● Problem statement
Pull out each line of the records holding the string "this".

####################

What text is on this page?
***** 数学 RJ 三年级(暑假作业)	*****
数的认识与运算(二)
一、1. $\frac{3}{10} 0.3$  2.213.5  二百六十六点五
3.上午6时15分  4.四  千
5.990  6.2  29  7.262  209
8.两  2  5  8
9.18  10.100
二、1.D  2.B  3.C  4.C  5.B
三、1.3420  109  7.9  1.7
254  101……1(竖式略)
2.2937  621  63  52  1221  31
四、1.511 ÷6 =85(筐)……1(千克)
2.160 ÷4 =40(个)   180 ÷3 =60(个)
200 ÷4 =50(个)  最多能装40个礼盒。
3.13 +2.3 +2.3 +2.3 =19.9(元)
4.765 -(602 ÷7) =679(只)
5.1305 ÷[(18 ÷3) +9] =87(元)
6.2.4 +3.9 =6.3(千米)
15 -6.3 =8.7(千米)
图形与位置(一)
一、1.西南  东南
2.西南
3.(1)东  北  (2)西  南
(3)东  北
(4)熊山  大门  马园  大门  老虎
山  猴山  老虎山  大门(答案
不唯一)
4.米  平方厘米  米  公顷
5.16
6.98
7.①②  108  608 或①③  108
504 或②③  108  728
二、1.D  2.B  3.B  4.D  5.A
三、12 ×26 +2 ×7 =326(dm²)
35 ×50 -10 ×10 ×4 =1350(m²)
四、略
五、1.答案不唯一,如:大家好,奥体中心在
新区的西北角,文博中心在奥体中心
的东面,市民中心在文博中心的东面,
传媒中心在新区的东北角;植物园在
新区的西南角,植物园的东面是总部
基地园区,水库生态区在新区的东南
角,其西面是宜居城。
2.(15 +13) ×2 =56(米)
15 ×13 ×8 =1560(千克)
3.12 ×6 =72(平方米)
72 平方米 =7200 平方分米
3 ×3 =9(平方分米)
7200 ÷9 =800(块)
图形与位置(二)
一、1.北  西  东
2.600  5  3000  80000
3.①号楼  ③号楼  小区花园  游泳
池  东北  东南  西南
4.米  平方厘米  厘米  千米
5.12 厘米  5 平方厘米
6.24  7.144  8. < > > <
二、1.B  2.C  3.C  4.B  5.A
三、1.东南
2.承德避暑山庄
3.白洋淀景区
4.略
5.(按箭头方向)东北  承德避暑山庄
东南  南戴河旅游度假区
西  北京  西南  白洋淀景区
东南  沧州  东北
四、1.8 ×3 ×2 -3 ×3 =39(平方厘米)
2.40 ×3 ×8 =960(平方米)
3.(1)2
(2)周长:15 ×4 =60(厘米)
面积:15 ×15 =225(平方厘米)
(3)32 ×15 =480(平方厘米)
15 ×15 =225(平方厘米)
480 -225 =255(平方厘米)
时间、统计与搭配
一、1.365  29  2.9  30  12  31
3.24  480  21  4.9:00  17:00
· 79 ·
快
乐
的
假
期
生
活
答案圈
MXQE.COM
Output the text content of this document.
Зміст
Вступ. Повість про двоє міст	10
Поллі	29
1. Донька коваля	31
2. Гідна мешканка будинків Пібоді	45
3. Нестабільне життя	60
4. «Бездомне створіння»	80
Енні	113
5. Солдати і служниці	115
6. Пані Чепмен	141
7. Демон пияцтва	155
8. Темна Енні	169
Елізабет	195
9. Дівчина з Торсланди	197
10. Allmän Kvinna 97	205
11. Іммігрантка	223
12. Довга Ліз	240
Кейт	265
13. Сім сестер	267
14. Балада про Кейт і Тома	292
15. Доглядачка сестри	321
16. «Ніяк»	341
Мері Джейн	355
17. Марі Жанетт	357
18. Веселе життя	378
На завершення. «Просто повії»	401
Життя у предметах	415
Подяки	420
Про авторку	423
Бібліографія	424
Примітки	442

####################

● Output
What text is on this page?
Output the text content of this document.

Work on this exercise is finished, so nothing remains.